**Work to do:**
Pick every line from the data that holds the word "oder".

========================================================================

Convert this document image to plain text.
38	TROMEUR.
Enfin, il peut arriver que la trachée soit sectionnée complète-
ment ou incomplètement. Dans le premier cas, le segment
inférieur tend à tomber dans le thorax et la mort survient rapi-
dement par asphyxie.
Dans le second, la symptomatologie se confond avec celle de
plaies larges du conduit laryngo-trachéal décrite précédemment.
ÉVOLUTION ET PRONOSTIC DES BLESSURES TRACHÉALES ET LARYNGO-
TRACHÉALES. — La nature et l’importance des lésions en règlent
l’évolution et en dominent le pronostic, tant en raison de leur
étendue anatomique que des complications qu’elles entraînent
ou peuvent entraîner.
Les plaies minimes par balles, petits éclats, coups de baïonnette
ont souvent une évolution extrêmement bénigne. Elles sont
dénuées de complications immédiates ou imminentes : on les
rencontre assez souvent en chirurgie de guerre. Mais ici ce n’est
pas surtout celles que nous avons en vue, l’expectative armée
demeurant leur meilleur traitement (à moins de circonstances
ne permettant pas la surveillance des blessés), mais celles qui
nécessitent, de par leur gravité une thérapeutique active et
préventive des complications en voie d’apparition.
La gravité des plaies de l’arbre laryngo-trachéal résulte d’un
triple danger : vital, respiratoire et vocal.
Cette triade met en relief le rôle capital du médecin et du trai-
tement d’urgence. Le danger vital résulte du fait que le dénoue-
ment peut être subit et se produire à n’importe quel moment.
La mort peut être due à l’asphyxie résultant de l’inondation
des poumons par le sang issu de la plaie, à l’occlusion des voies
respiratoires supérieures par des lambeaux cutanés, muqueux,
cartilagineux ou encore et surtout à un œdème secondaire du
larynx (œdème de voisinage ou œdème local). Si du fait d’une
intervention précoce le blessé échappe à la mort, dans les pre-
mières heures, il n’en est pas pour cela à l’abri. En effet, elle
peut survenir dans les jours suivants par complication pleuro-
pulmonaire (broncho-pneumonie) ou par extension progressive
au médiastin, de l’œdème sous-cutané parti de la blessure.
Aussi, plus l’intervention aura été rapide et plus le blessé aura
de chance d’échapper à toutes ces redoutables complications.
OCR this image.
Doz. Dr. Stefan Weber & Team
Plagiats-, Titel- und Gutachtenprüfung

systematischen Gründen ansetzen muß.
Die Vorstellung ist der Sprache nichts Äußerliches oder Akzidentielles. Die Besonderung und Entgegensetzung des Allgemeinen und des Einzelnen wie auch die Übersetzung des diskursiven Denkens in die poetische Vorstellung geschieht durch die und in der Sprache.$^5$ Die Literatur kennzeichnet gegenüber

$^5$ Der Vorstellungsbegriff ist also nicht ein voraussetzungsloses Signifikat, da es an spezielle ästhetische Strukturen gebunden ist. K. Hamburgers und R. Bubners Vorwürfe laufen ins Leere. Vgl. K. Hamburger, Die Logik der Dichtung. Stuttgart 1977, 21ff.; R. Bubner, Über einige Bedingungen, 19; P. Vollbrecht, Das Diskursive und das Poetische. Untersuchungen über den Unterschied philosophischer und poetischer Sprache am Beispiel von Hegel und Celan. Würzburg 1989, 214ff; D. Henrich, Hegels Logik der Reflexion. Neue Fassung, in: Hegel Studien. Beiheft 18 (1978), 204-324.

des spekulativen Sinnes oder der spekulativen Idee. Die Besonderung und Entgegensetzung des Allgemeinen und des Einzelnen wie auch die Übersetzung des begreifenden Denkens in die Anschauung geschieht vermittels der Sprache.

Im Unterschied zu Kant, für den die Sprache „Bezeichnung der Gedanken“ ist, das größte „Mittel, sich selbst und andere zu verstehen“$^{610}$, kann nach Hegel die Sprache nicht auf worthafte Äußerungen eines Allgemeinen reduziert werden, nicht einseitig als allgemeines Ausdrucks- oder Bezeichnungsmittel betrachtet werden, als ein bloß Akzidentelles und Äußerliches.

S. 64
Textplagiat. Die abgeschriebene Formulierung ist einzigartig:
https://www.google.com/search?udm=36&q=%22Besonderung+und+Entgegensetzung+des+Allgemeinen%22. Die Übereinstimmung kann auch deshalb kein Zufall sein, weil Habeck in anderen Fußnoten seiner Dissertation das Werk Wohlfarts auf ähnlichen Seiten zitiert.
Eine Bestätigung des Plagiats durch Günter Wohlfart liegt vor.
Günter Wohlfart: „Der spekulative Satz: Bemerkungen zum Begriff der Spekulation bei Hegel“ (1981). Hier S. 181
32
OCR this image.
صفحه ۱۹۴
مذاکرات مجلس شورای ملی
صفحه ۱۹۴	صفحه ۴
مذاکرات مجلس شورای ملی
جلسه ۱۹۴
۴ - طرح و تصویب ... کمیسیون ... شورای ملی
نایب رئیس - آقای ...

========================================================================

**Correct result:**
Die Vorstellung ist der Sprache nichts Äußerliches oder Akzidentielles. Die Besonderung und Entgegensetzung des Allgemeinen und des Einzelnen wie auch die Übersetzung des diskursiven Denkens in die poetische Vorstellung geschieht durch die und in der Sprache.$^5$ Die Literatur kennzeichnet gegenüber
des spekulativen Sinnes oder der spekulativen Idee. Die Besonderung und Entgegensetzung des Allgemeinen und des Einzelnen wie auch die Übersetzung des begreifenden Denkens in die Anschauung geschieht vermittels der Sprache.
Im Unterschied zu Kant, für den die Sprache „Bezeichnung der Gedanken“ ist, das größte „Mittel, sich selbst und andere zu verstehen“$^{610}$, kann nach Hegel die Sprache nicht auf worthafte Äußerungen eines Allgemeinen reduziert werden, nicht einseitig als allgemeines Ausdrucks- oder Bezeichnungsmittel betrachtet werden, als ein bloß Akzidentelles und Äußerliches.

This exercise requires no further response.